-- Begin --

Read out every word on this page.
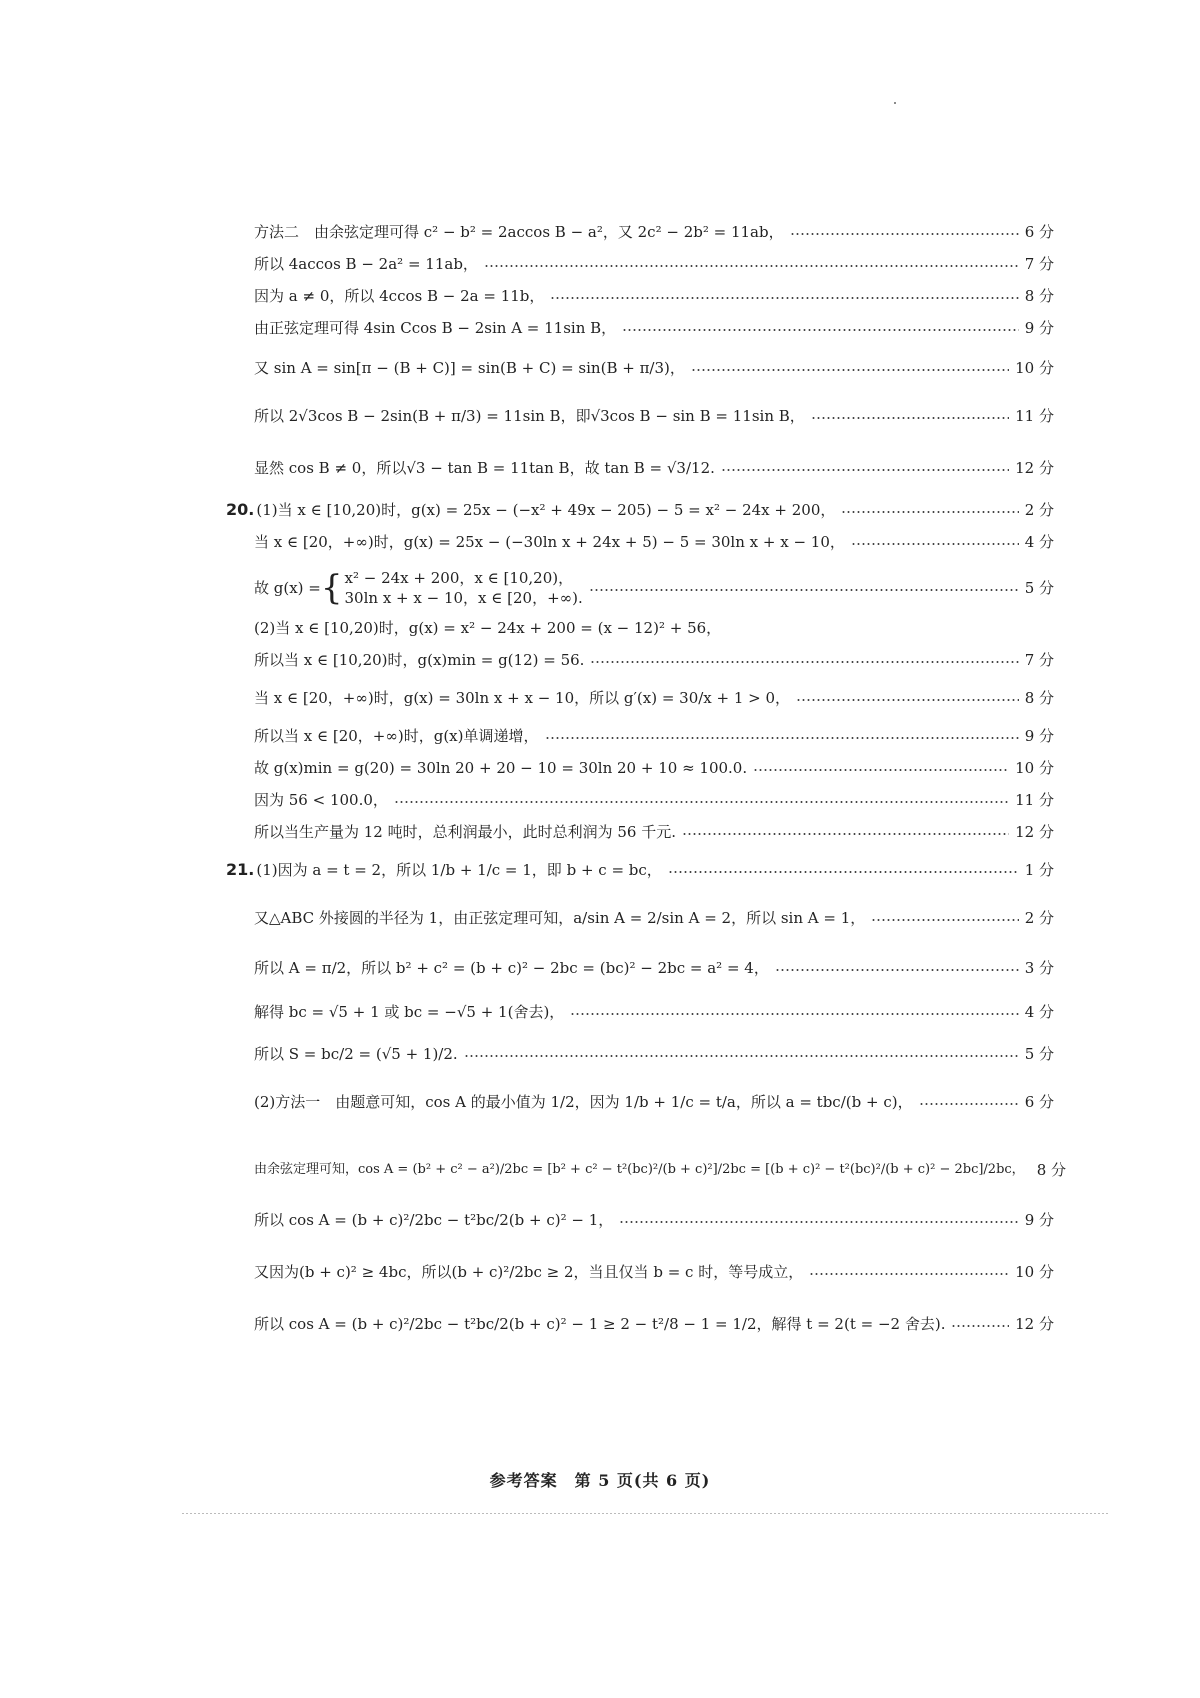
方法二　由余弦定理可得 c² − b² = 2accos B − a²，又 2c² − 2b² = 11ab，	6 分
所以 4accos B − 2a² = 11ab，	7 分
因为 a ≠ 0，所以 4ccos B − 2a = 11b，	8 分
由正弦定理可得 4sin Ccos B − 2sin A = 11sin B，	9 分
又 sin A = sin[π − (B + C)] = sin(B + C) = sin(B + π/3)，	10 分
所以 2√3cos B − 2sin(B + π/3) = 11sin B，即√3cos B − sin B = 11sin B，	11 分
显然 cos B ≠ 0，所以√3 − tan B = 11tan B，故 tan B = √3/12.	12 分
20. (1)当 x ∈ [10,20)时，g(x) = 25x − (−x² + 49x − 205) − 5 = x² − 24x + 200，	2 分
当 x ∈ [20，+∞)时，g(x) = 25x − (−30ln x + 24x + 5) − 5 = 30ln x + x − 10，	4 分
故 g(x) = { x² − 24x + 200，x ∈ [10,20)，
30ln x + x − 10，x ∈ [20，+∞).
5 分
(2)当 x ∈ [10,20)时，g(x) = x² − 24x + 200 = (x − 12)² + 56，
所以当 x ∈ [10,20)时，g(x)min = g(12) = 56.	7 分
当 x ∈ [20，+∞)时，g(x) = 30ln x + x − 10，所以 g′(x) = 30/x + 1 > 0，	8 分
所以当 x ∈ [20，+∞)时，g(x)单调递增，	9 分
故 g(x)min = g(20) = 30ln 20 + 20 − 10 = 30ln 20 + 10 ≈ 100.0.	10 分
因为 56 < 100.0，	11 分
所以当生产量为 12 吨时，总利润最小，此时总利润为 56 千元.	12 分
21. (1)因为 a = t = 2，所以 1/b + 1/c = 1，即 b + c = bc，	1 分
又△ABC 外接圆的半径为 1，由正弦定理可知，a/sin A = 2/sin A = 2，所以 sin A = 1，	2 分
所以 A = π/2，所以 b² + c² = (b + c)² − 2bc = (bc)² − 2bc = a² = 4，	3 分
解得 bc = √5 + 1 或 bc = −√5 + 1(舍去)，	4 分
所以 S = bc/2 = (√5 + 1)/2.	5 分
(2)方法一　由题意可知，cos A 的最小值为 1/2，因为 1/b + 1/c = t/a，所以 a = tbc/(b + c)，	6 分
由余弦定理可知，cos A = (b² + c² − a²)/2bc = [b² + c² − t²(bc)²/(b + c)²]/2bc = [(b + c)² − t²(bc)²/(b + c)² − 2bc]/2bc， 8 分
所以 cos A = (b + c)²/2bc − t²bc/2(b + c)² − 1，	9 分
又因为(b + c)² ≥ 4bc，所以(b + c)²/2bc ≥ 2，当且仅当 b = c 时，等号成立，	10 分
所以 cos A = (b + c)²/2bc − t²bc/2(b + c)² − 1 ≥ 2 − t²/8 − 1 = 1/2，解得 t = 2(t = −2 舍去).	12 分
参考答案　第 5 页(共 6 页)
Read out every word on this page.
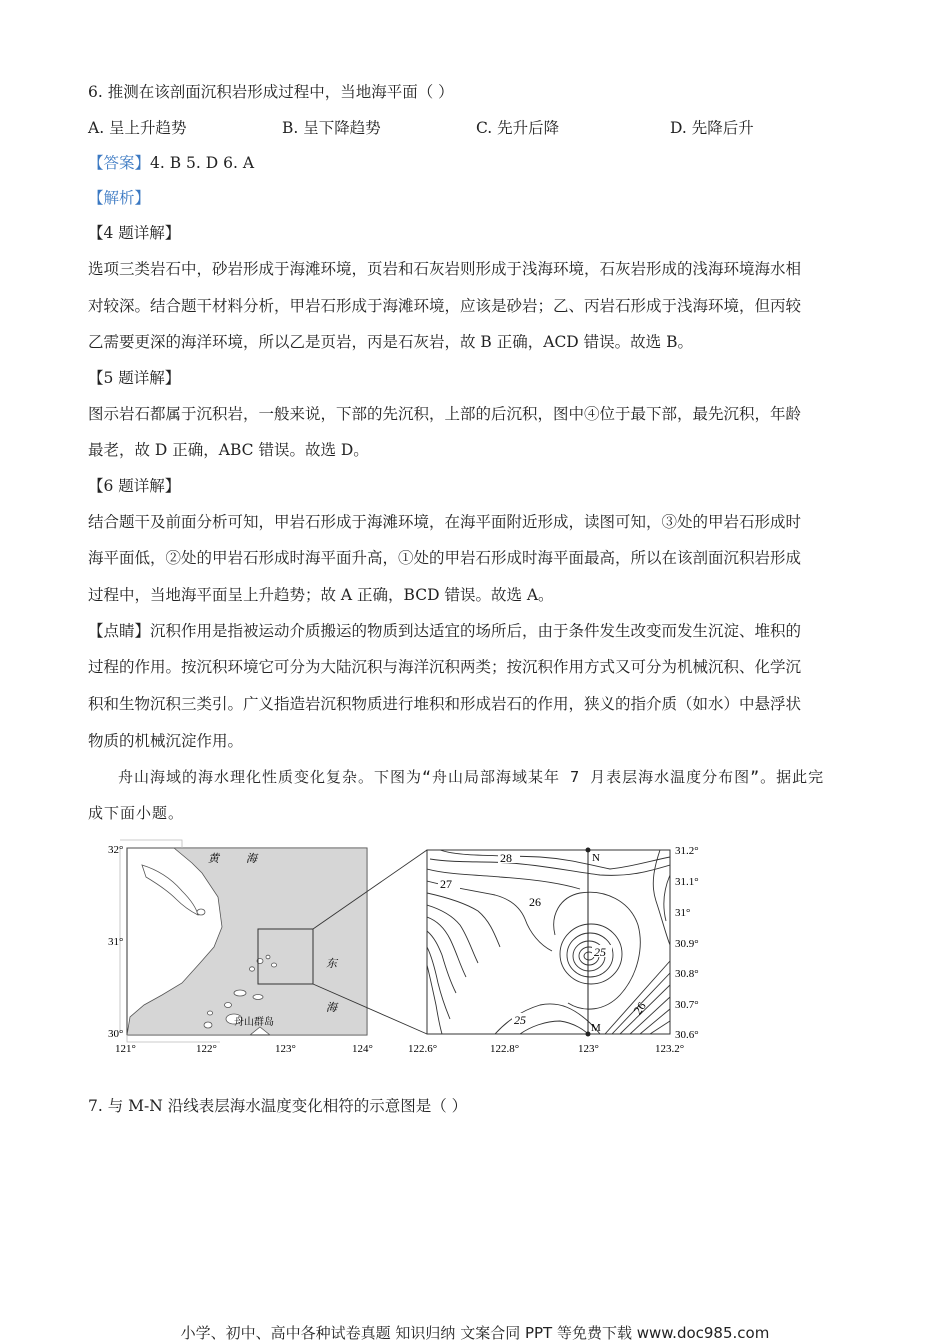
6. 推测在该剖面沉积岩形成过程中，当地海平面（ ）
A. 呈上升趋势	B. 呈下降趋势	C. 先升后降	D. 先降后升
【答案】4. B 5. D 6. A
【解析】
【4 题详解】
选项三类岩石中，砂岩形成于海滩环境，页岩和石灰岩则形成于浅海环境，石灰岩形成的浅海环境海水相
对较深。结合题干材料分析，甲岩石形成于海滩环境，应该是砂岩；乙、丙岩石形成于浅海环境，但丙较
乙需要更深的海洋环境，所以乙是页岩，丙是石灰岩，故 B 正确，ACD 错误。故选 B。
【5 题详解】
图示岩石都属于沉积岩，一般来说，下部的先沉积，上部的后沉积，图中④位于最下部，最先沉积，年龄
最老，故 D 正确，ABC 错误。故选 D。
【6 题详解】
结合题干及前面分析可知，甲岩石形成于海滩环境，在海平面附近形成，读图可知，③处的甲岩石形成时
海平面低，②处的甲岩石形成时海平面升高，①处的甲岩石形成时海平面最高，所以在该剖面沉积岩形成
过程中，当地海平面呈上升趋势；故 A 正确，BCD 错误。故选 A。
【点睛】沉积作用是指被运动介质搬运的物质到达适宜的场所后，由于条件发生改变而发生沉淀、堆积的
过程的作用。按沉积环境它可分为大陆沉积与海洋沉积两类；按沉积作用方式又可分为机械沉积、化学沉
积和生物沉积三类引。广义指造岩沉积物质进行堆积和形成岩石的作用，狭义的指介质（如水）中悬浮状
物质的机械沉淀作用。
舟山海域的海水理化性质变化复杂。下图为“舟山局部海域某年 7 月表层海水温度分布图”。据此完
成下面小题。
32°
31°
30°
121°	122°	123°	124°
黄 海
东
海
舟山群岛
N
M
28
27
26
25
26
25
31.2°
31.1°
31°
30.9°
30.8°
30.7°
30.6°
122.6°	122.8°	123°	123.2°
7. 与 M-N 沿线表层海水温度变化相符的示意图是（ ）
小学、初中、高中各种试卷真题 知识归纳 文案合同 PPT 等免费下载 www.doc985.com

-- End --

_Exercise goal_:
Give the number of lines above that hold the word "甲岩石形成于海滩环境", and nothing more.

_Expected output_:
2